-- start --

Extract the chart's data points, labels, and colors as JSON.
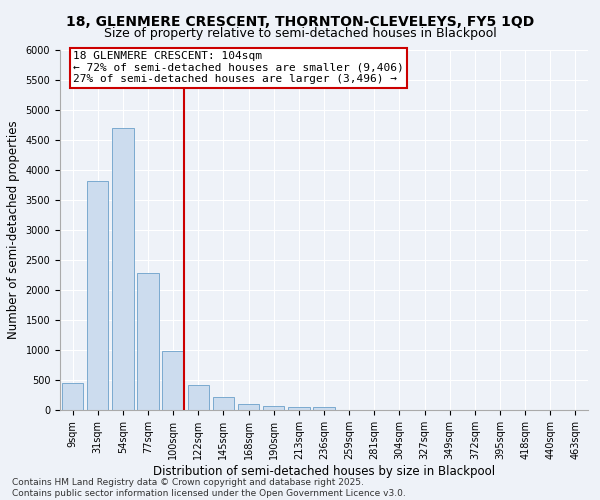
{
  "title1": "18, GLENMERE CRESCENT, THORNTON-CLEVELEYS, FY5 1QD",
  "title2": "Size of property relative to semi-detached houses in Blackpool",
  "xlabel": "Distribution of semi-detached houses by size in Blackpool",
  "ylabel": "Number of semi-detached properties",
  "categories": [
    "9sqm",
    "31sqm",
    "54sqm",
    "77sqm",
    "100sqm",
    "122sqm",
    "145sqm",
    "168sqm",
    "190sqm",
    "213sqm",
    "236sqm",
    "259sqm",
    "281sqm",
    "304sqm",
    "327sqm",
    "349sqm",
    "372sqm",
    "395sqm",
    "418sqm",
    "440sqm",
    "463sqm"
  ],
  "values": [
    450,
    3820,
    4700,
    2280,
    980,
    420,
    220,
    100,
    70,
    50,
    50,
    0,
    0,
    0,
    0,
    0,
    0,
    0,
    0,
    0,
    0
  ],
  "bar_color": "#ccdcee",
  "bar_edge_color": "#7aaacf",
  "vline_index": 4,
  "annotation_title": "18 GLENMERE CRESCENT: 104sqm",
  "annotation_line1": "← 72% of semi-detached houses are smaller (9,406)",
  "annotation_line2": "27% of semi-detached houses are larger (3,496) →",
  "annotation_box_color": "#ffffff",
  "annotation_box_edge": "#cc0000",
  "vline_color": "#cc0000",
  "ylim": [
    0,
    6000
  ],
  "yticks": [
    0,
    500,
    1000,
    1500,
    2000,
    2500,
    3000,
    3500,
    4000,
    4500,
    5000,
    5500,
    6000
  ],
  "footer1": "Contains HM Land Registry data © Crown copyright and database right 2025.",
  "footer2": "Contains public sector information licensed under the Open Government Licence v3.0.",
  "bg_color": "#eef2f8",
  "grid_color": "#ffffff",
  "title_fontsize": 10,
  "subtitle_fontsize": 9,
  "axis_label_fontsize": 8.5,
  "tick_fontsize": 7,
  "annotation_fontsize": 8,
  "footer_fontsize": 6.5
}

-- end --

> [GOAL] Generate a word-for-word copy of the preceding records, excluding all pictures.

> [EXERCISE RESPONSE]
Extract the chart's data points, labels, and colors as JSON.
{
  "title1": "18, GLENMERE CRESCENT, THORNTON-CLEVELEYS, FY5 1QD",
  "title2": "Size of property relative to semi-detached houses in Blackpool",
  "xlabel": "Distribution of semi-detached houses by size in Blackpool",
  "ylabel": "Number of semi-detached properties",
  "categories": [
    "9sqm",
    "31sqm",
    "54sqm",
    "77sqm",
    "100sqm",
    "122sqm",
    "145sqm",
    "168sqm",
    "190sqm",
    "213sqm",
    "236sqm",
    "259sqm",
    "281sqm",
    "304sqm",
    "327sqm",
    "349sqm",
    "372sqm",
    "395sqm",
    "418sqm",
    "440sqm",
    "463sqm"
  ],
  "values": [
    450,
    3820,
    4700,
    2280,
    980,
    420,
    220,
    100,
    70,
    50,
    50,
    0,
    0,
    0,
    0,
    0,
    0,
    0,
    0,
    0,
    0
  ],
  "bar_color": "#ccdcee",
  "bar_edge_color": "#7aaacf",
  "vline_index": 4,
  "annotation_title": "18 GLENMERE CRESCENT: 104sqm",
  "annotation_line1": "← 72% of semi-detached houses are smaller (9,406)",
  "annotation_line2": "27% of semi-detached houses are larger (3,496) →",
  "annotation_box_color": "#ffffff",
  "annotation_box_edge": "#cc0000",
  "vline_color": "#cc0000",
  "ylim": [
    0,
    6000
  ],
  "yticks": [
    0,
    500,
    1000,
    1500,
    2000,
    2500,
    3000,
    3500,
    4000,
    4500,
    5000,
    5500,
    6000
  ],
  "footer1": "Contains HM Land Registry data © Crown copyright and database right 2025.",
  "footer2": "Contains public sector information licensed under the Open Government Licence v3.0.",
  "bg_color": "#eef2f8",
  "grid_color": "#ffffff",
  "title_fontsize": 10,
  "subtitle_fontsize": 9,
  "axis_label_fontsize": 8.5,
  "tick_fontsize": 7,
  "annotation_fontsize": 8,
  "footer_fontsize": 6.5
}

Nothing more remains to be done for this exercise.